───── EXTRACTED MATERIAL ─────
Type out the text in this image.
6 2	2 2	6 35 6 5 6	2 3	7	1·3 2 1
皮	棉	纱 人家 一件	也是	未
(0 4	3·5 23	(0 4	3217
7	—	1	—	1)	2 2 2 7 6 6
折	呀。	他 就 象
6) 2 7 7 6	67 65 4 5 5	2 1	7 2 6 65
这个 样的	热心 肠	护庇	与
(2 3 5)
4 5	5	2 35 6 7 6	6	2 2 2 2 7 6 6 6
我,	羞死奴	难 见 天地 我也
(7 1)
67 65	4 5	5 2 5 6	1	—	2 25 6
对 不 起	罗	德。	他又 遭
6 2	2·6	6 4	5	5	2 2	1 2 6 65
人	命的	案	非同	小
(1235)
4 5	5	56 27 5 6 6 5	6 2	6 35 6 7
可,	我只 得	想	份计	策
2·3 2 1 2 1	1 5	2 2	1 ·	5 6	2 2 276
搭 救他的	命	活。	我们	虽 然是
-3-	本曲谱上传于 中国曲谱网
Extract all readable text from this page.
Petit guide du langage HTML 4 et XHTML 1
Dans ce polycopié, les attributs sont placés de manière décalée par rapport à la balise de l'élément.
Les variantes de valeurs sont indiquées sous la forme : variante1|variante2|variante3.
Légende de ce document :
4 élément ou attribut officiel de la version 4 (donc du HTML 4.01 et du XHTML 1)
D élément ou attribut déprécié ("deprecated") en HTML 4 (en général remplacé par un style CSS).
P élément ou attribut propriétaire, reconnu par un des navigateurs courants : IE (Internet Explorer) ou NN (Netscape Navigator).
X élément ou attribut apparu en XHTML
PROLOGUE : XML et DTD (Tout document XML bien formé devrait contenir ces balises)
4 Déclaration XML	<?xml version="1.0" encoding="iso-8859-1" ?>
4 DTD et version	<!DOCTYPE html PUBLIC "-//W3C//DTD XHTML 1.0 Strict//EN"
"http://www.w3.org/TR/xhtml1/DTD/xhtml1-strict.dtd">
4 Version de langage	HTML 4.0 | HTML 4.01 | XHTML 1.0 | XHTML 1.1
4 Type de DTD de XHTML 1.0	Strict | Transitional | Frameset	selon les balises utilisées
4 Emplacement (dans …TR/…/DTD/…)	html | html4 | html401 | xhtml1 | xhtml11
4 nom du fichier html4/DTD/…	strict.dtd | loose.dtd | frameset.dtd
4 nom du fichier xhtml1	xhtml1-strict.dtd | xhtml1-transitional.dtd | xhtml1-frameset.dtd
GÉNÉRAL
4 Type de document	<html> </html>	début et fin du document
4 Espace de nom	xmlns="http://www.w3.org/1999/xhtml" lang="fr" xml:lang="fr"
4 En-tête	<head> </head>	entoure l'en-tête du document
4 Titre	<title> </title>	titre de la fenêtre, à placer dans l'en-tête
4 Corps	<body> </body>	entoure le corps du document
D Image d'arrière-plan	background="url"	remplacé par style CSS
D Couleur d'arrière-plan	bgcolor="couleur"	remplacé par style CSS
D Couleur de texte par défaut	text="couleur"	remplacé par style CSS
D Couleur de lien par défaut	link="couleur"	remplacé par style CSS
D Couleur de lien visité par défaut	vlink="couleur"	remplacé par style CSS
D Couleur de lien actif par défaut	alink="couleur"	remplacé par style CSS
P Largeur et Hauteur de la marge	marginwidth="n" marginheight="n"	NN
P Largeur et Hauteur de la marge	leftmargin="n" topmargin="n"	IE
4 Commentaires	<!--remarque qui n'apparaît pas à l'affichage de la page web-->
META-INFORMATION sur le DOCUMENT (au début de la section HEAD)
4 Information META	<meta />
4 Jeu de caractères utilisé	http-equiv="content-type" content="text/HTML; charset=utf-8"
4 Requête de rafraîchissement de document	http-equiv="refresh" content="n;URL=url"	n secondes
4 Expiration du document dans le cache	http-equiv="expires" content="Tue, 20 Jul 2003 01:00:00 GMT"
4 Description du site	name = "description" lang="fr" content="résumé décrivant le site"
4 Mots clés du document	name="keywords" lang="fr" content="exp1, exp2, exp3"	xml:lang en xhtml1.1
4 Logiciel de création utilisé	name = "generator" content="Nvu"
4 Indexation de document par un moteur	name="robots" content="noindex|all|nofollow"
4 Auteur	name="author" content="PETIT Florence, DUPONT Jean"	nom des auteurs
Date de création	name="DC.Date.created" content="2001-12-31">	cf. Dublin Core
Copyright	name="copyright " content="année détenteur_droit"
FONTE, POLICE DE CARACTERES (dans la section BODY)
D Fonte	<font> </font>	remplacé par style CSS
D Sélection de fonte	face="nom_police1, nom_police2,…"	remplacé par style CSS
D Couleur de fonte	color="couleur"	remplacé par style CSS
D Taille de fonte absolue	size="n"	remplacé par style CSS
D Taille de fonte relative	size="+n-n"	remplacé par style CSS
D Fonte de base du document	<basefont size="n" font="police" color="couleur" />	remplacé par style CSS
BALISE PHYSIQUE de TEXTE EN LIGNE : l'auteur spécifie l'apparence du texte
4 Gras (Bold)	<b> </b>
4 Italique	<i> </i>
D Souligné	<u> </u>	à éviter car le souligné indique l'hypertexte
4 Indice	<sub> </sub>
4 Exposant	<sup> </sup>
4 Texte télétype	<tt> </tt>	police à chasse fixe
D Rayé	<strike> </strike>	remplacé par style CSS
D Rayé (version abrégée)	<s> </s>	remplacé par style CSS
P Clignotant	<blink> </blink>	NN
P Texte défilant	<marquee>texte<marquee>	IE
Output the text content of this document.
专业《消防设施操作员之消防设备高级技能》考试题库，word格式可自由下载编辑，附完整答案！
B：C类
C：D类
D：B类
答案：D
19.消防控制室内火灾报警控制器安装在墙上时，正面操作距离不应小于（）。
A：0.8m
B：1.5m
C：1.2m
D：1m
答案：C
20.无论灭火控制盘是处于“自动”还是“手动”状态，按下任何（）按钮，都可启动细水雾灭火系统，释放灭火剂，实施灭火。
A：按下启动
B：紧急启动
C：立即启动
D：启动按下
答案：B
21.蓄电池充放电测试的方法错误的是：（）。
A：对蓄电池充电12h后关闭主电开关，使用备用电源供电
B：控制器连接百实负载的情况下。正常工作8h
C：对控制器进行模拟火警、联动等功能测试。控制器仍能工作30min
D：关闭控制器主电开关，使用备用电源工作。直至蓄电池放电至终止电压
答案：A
─────
## STATED EXERCISE
Copy out each line of the records that holds the string "élément".

## SOLUTION TO THIS TASK
Dans ce polycopié, les attributs sont placés de manière décalée par rapport à la balise de l'élément.
4 élément ou attribut officiel de la version 4 (donc du HTML 4.01 et du XHTML 1)
D élément ou attribut déprécié ("deprecated") en HTML 4 (en général remplacé par un style CSS).
P élément ou attribut propriétaire, reconnu par un des navigateurs courants : IE (Internet Explorer) ou NN (Netscape Navigator).
X élément ou attribut apparu en XHTML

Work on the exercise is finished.